** What to do **
Each record below should appear again exactly as written.

>> BEGIN

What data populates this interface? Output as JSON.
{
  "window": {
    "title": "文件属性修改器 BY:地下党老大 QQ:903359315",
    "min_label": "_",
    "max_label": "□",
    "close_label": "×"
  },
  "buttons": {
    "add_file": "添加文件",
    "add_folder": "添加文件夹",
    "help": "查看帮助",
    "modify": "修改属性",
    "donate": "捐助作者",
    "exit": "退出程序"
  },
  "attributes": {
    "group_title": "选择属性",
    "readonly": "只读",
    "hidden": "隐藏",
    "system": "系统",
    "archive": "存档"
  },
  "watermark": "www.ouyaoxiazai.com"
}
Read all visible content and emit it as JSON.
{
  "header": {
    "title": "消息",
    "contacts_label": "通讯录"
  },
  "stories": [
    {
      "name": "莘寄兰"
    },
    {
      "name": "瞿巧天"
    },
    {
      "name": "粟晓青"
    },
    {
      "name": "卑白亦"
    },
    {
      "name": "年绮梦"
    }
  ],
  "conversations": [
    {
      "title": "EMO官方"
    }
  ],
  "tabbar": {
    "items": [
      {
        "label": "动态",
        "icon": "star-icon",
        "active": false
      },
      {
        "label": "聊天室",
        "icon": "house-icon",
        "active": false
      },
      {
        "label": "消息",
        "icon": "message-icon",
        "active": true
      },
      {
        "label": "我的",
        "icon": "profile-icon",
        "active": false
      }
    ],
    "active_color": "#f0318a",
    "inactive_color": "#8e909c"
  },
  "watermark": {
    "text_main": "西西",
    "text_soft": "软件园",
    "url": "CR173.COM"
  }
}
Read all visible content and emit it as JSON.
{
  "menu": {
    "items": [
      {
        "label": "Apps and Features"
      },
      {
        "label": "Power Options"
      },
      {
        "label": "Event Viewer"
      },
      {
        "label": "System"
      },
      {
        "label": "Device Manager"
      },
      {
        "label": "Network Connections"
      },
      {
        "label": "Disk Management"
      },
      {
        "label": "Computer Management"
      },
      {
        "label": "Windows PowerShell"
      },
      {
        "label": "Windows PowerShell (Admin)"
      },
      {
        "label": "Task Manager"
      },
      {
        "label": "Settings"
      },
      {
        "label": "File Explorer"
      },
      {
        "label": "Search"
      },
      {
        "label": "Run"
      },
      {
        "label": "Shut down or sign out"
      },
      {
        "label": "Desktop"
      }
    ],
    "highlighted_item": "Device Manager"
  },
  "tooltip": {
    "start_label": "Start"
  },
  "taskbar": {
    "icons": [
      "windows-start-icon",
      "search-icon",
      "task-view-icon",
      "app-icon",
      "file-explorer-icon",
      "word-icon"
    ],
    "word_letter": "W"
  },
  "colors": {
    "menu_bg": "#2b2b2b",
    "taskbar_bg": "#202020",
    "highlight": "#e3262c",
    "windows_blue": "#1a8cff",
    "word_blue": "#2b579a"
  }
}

>> END

** Solution **
What data populates this interface? Output as JSON.
{
  "window": {
    "title": "文件属性修改器 BY:地下党老大 QQ:903359315",
    "min_label": "_",
    "max_label": "□",
    "close_label": "×"
  },
  "buttons": {
    "add_file": "添加文件",
    "add_folder": "添加文件夹",
    "help": "查看帮助",
    "modify": "修改属性",
    "donate": "捐助作者",
    "exit": "退出程序"
  },
  "attributes": {
    "group_title": "选择属性",
    "readonly": "只读",
    "hidden": "隐藏",
    "system": "系统",
    "archive": "存档"
  },
  "watermark": "www.ouyaoxiazai.com"
}
Read all visible content and emit it as JSON.
{
  "header": {
    "title": "消息",
    "contacts_label": "通讯录"
  },
  "stories": [
    {
      "name": "莘寄兰"
    },
    {
      "name": "瞿巧天"
    },
    {
      "name": "粟晓青"
    },
    {
      "name": "卑白亦"
    },
    {
      "name": "年绮梦"
    }
  ],
  "conversations": [
    {
      "title": "EMO官方"
    }
  ],
  "tabbar": {
    "items": [
      {
        "label": "动态",
        "icon": "star-icon",
        "active": false
      },
      {
        "label": "聊天室",
        "icon": "house-icon",
        "active": false
      },
      {
        "label": "消息",
        "icon": "message-icon",
        "active": true
      },
      {
        "label": "我的",
        "icon": "profile-icon",
        "active": false
      }
    ],
    "active_color": "#f0318a",
    "inactive_color": "#8e909c"
  },
  "watermark": {
    "text_main": "西西",
    "text_soft": "软件园",
    "url": "CR173.COM"
  }
}
Read all visible content and emit it as JSON.
{
  "menu": {
    "items": [
      {
        "label": "Apps and Features"
      },
      {
        "label": "Power Options"
      },
      {
        "label": "Event Viewer"
      },
      {
        "label": "System"
      },
      {
        "label": "Device Manager"
      },
      {
        "label": "Network Connections"
      },
      {
        "label": "Disk Management"
      },
      {
        "label": "Computer Management"
      },
      {
        "label": "Windows PowerShell"
      },
      {
        "label": "Windows PowerShell (Admin)"
      },
      {
        "label": "Task Manager"
      },
      {
        "label": "Settings"
      },
      {
        "label": "File Explorer"
      },
      {
        "label": "Search"
      },
      {
        "label": "Run"
      },
      {
        "label": "Shut down or sign out"
      },
      {
        "label": "Desktop"
      }
    ],
    "highlighted_item": "Device Manager"
  },
  "tooltip": {
    "start_label": "Start"
  },
  "taskbar": {
    "icons": [
      "windows-start-icon",
      "search-icon",
      "task-view-icon",
      "app-icon",
      "file-explorer-icon",
      "word-icon"
    ],
    "word_letter": "W"
  },
  "colors": {
    "menu_bg": "#2b2b2b",
    "taskbar_bg": "#202020",
    "highlight": "#e3262c",
    "windows_blue": "#1a8cff",
    "word_blue": "#2b579a"
  }
}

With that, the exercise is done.